◆ DESCRIPTION OF THE TASK: Your task is to repeat all of the data exactly while excluding the pictures.
=== RECORDS SUPPLIED ===
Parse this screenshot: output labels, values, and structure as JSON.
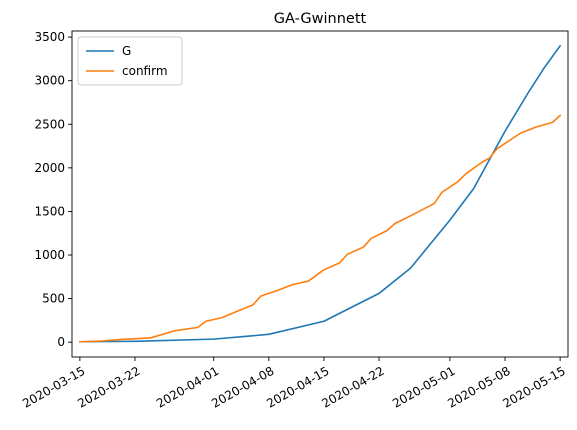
{
  "chart_data": {
    "type": "line",
    "title": "GA-Gwinnett",
    "xlabel": "",
    "ylabel": "",
    "x_axis_type": "date",
    "xlim": [
      "2020-03-14",
      "2020-05-16"
    ],
    "ylim": [
      -170,
      3570
    ],
    "grid": false,
    "legend_placement": "top-left",
    "x_ticks": [
      "2020-03-15",
      "2020-03-22",
      "2020-04-01",
      "2020-04-08",
      "2020-04-15",
      "2020-04-22",
      "2020-05-01",
      "2020-05-08",
      "2020-05-15"
    ],
    "y_ticks": [
      0,
      500,
      1000,
      1500,
      2000,
      2500,
      3000,
      3500
    ],
    "series": [
      {
        "name": "G",
        "color": "#1f77b4",
        "points": [
          [
            "2020-03-15",
            5
          ],
          [
            "2020-03-22",
            10
          ],
          [
            "2020-04-01",
            35
          ],
          [
            "2020-04-08",
            90
          ],
          [
            "2020-04-15",
            240
          ],
          [
            "2020-04-22",
            560
          ],
          [
            "2020-04-26",
            850
          ],
          [
            "2020-05-01",
            1400
          ],
          [
            "2020-05-04",
            1760
          ],
          [
            "2020-05-08",
            2420
          ],
          [
            "2020-05-11",
            2870
          ],
          [
            "2020-05-13",
            3150
          ],
          [
            "2020-05-15",
            3400
          ]
        ]
      },
      {
        "name": "confirm",
        "color": "#ff7f0e",
        "points": [
          [
            "2020-03-15",
            5
          ],
          [
            "2020-03-18",
            15
          ],
          [
            "2020-03-20",
            30
          ],
          [
            "2020-03-24",
            50
          ],
          [
            "2020-03-27",
            130
          ],
          [
            "2020-03-30",
            170
          ],
          [
            "2020-03-31",
            240
          ],
          [
            "2020-04-02",
            280
          ],
          [
            "2020-04-06",
            430
          ],
          [
            "2020-04-07",
            530
          ],
          [
            "2020-04-09",
            590
          ],
          [
            "2020-04-11",
            660
          ],
          [
            "2020-04-13",
            700
          ],
          [
            "2020-04-15",
            830
          ],
          [
            "2020-04-17",
            910
          ],
          [
            "2020-04-18",
            1010
          ],
          [
            "2020-04-20",
            1090
          ],
          [
            "2020-04-21",
            1190
          ],
          [
            "2020-04-23",
            1280
          ],
          [
            "2020-04-24",
            1360
          ],
          [
            "2020-04-26",
            1450
          ],
          [
            "2020-04-29",
            1590
          ],
          [
            "2020-04-30",
            1720
          ],
          [
            "2020-05-02",
            1840
          ],
          [
            "2020-05-03",
            1930
          ],
          [
            "2020-05-05",
            2060
          ],
          [
            "2020-05-06",
            2110
          ],
          [
            "2020-05-07",
            2220
          ],
          [
            "2020-05-08",
            2280
          ],
          [
            "2020-05-10",
            2400
          ],
          [
            "2020-05-12",
            2470
          ],
          [
            "2020-05-14",
            2520
          ],
          [
            "2020-05-15",
            2600
          ]
        ]
      }
    ]
  }
}
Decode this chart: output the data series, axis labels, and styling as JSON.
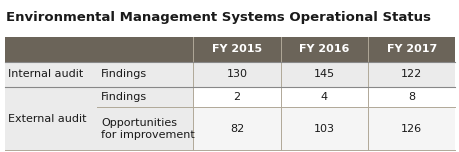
{
  "title": "Environmental Management Systems Operational Status",
  "header_bg": "#6b6459",
  "header_text_color": "#ffffff",
  "header_labels": [
    "FY 2015",
    "FY 2016",
    "FY 2017"
  ],
  "rows": [
    {
      "group": "Internal audit",
      "subgroup": "Findings",
      "values": [
        "130",
        "145",
        "122"
      ]
    },
    {
      "group": "External audit",
      "subgroup": "Findings",
      "values": [
        "2",
        "4",
        "8"
      ]
    },
    {
      "group": "",
      "subgroup": "Opportunities\nfor improvement",
      "values": [
        "82",
        "103",
        "126"
      ]
    }
  ],
  "title_fontsize": 9.5,
  "header_fontsize": 8.0,
  "cell_fontsize": 8.0,
  "bg_color": "#ffffff",
  "row0_data_bg": "#f5f5f5",
  "row1_data_bg": "#ffffff",
  "row2_data_bg": "#f5f5f5",
  "left_bg": "#ebebeb"
}
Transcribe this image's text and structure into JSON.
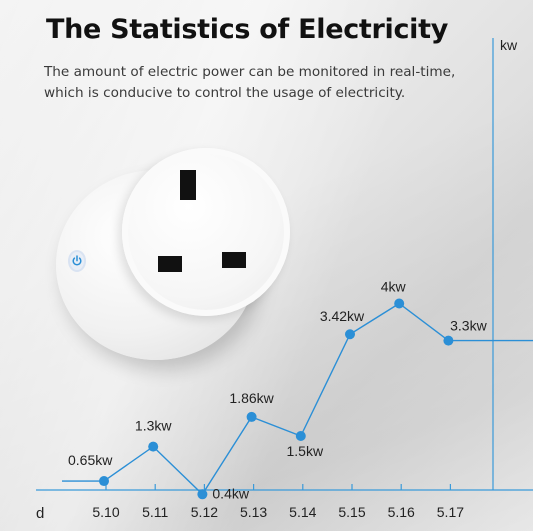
{
  "header": {
    "title": "The Statistics of Electricity",
    "subtitle": "The amount of electric power can be monitored in real-time, which is conducive to control the usage of electricity."
  },
  "product": {
    "name": "smart plug",
    "button_icon": "power-icon"
  },
  "colors": {
    "accent": "#2b8fd6",
    "axis": "#3a9ad9"
  },
  "chart_data": {
    "type": "line",
    "categories": [
      "5.10",
      "5.11",
      "5.12",
      "5.13",
      "5.14",
      "5.15",
      "5.16",
      "5.17"
    ],
    "series": [
      {
        "values": [
          0.65,
          1.3,
          0.4,
          1.86,
          1.5,
          3.42,
          4,
          3.3
        ],
        "labels": [
          "0.65kw",
          "1.3kw",
          "0.4kw",
          "1.86kw",
          "1.5kw",
          "3.42kw",
          "4kw",
          "3.3kw"
        ]
      }
    ],
    "xlabel": "d",
    "ylabel": "kw",
    "grid": false
  }
}
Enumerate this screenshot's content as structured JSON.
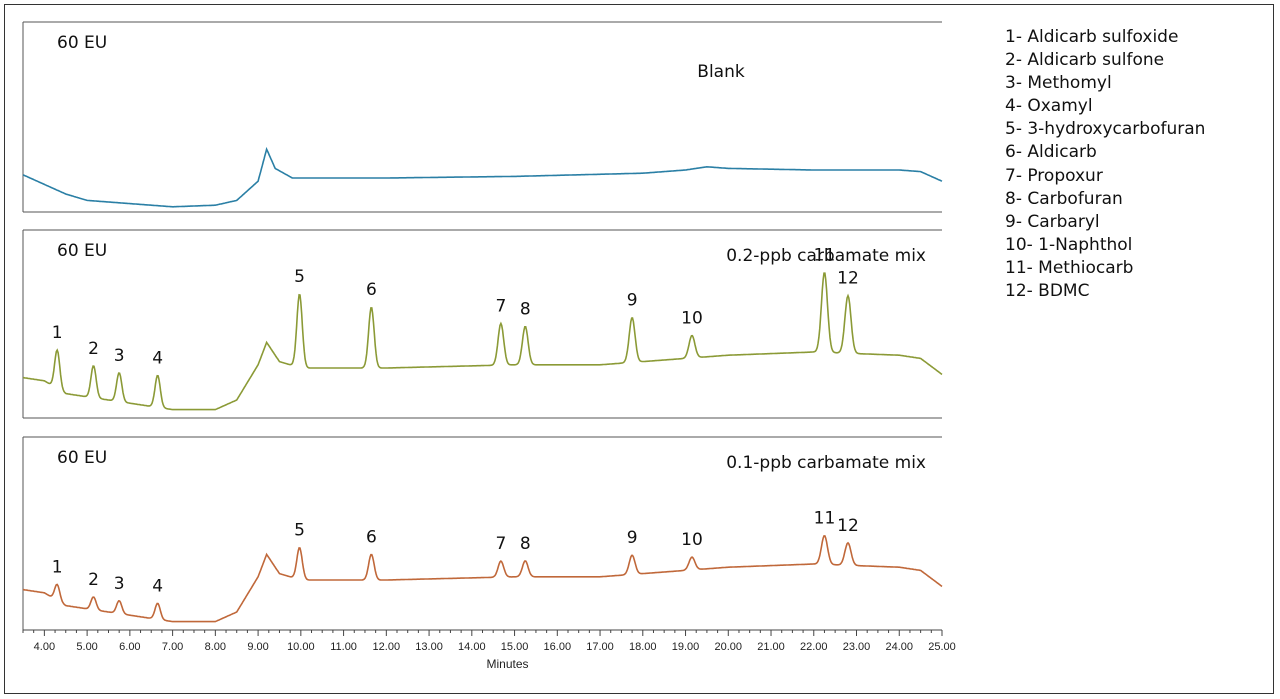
===
◆ CORRECT OUTPUT:
Parse this screenshot: output labels, values, and structure as JSON.
{
  "chart_data": {
    "type": "line",
    "title": "GA-Gwinnett",
    "xlabel": "",
    "ylabel": "",
    "x_axis_type": "date",
    "xlim": [
      "2020-03-14",
      "2020-05-16"
    ],
    "ylim": [
      -170,
      3570
    ],
    "grid": false,
    "legend_placement": "top-left",
    "x_ticks": [
      "2020-03-15",
      "2020-03-22",
      "2020-04-01",
      "2020-04-08",
      "2020-04-15",
      "2020-04-22",
      "2020-05-01",
      "2020-05-08",
      "2020-05-15"
    ],
    "y_ticks": [
      0,
      500,
      1000,
      1500,
      2000,
      2500,
      3000,
      3500
    ],
    "series": [
      {
        "name": "G",
        "color": "#1f77b4",
        "points": [
          [
            "2020-03-15",
            5
          ],
          [
            "2020-03-22",
            10
          ],
          [
            "2020-04-01",
            35
          ],
          [
            "2020-04-08",
            90
          ],
          [
            "2020-04-15",
            240
          ],
          [
            "2020-04-22",
            560
          ],
          [
            "2020-04-26",
            850
          ],
          [
            "2020-05-01",
            1400
          ],
          [
            "2020-05-04",
            1760
          ],
          [
            "2020-05-08",
            2420
          ],
          [
            "2020-05-11",
            2870
          ],
          [
            "2020-05-13",
            3150
          ],
          [
            "2020-05-15",
            3400
          ]
        ]
      },
      {
        "name": "confirm",
        "color": "#ff7f0e",
        "points": [
          [
            "2020-03-15",
            5
          ],
          [
            "2020-03-18",
            15
          ],
          [
            "2020-03-20",
            30
          ],
          [
            "2020-03-24",
            50
          ],
          [
            "2020-03-27",
            130
          ],
          [
            "2020-03-30",
            170
          ],
          [
            "2020-03-31",
            240
          ],
          [
            "2020-04-02",
            280
          ],
          [
            "2020-04-06",
            430
          ],
          [
            "2020-04-07",
            530
          ],
          [
            "2020-04-09",
            590
          ],
          [
            "2020-04-11",
            660
          ],
          [
            "2020-04-13",
            700
          ],
          [
            "2020-04-15",
            830
          ],
          [
            "2020-04-17",
            910
          ],
          [
            "2020-04-18",
            1010
          ],
          [
            "2020-04-20",
            1090
          ],
          [
            "2020-04-21",
            1190
          ],
          [
            "2020-04-23",
            1280
          ],
          [
            "2020-04-24",
            1360
          ],
          [
            "2020-04-26",
            1450
          ],
          [
            "2020-04-29",
            1590
          ],
          [
            "2020-04-30",
            1720
          ],
          [
            "2020-05-02",
            1840
          ],
          [
            "2020-05-03",
            1930
          ],
          [
            "2020-05-05",
            2060
          ],
          [
            "2020-05-06",
            2110
          ],
          [
            "2020-05-07",
            2220
          ],
          [
            "2020-05-08",
            2280
          ],
          [
            "2020-05-10",
            2400
          ],
          [
            "2020-05-12",
            2470
          ],
          [
            "2020-05-14",
            2520
          ],
          [
            "2020-05-15",
            2600
          ]
        ]
      }
    ]
  }
}
Decode this chart: output the data series, axis labels, and styling as JSON.
{
  "title": "Environmental Management Systems Operational Status",
  "header_bg": "#6b6459",
  "header_text_color": "#ffffff",
  "header_labels": [
    "FY 2015",
    "FY 2016",
    "FY 2017"
  ],
  "rows": [
    {
      "group": "Internal audit",
      "subgroup": "Findings",
      "values": [
        "130",
        "145",
        "122"
      ]
    },
    {
      "group": "External audit",
      "subgroup": "Findings",
      "values": [
        "2",
        "4",
        "8"
      ]
    },
    {
      "group": "",
      "subgroup": "Opportunities\nfor improvement",
      "values": [
        "82",
        "103",
        "126"
      ]
    }
  ],
  "title_fontsize": 9.5,
  "header_fontsize": 8.0,
  "cell_fontsize": 8.0,
  "bg_color": "#ffffff",
  "row0_data_bg": "#f5f5f5",
  "row1_data_bg": "#ffffff",
  "row2_data_bg": "#f5f5f5",
  "left_bg": "#ebebeb"
}
Transcribe this image's text and structure into JSON.
{
  "header": {
    "title": "The Statistics of Electricity",
    "subtitle": "The amount of electric power can be monitored in real-time, which is conducive to control the usage of electricity."
  },
  "product": {
    "name": "smart plug",
    "button_icon": "power-icon"
  },
  "colors": {
    "accent": "#2b8fd6",
    "axis": "#3a9ad9"
  },
  "chart_data": {
    "type": "line",
    "categories": [
      "5.10",
      "5.11",
      "5.12",
      "5.13",
      "5.14",
      "5.15",
      "5.16",
      "5.17"
    ],
    "series": [
      {
        "values": [
          0.65,
          1.3,
          0.4,
          1.86,
          1.5,
          3.42,
          4,
          3.3
        ],
        "labels": [
          "0.65kw",
          "1.3kw",
          "0.4kw",
          "1.86kw",
          "1.5kw",
          "3.42kw",
          "4kw",
          "3.3kw"
        ]
      }
    ],
    "xlabel": "d",
    "ylabel": "kw",
    "grid": false
  }
}
Enumerate this screenshot's content as structured JSON.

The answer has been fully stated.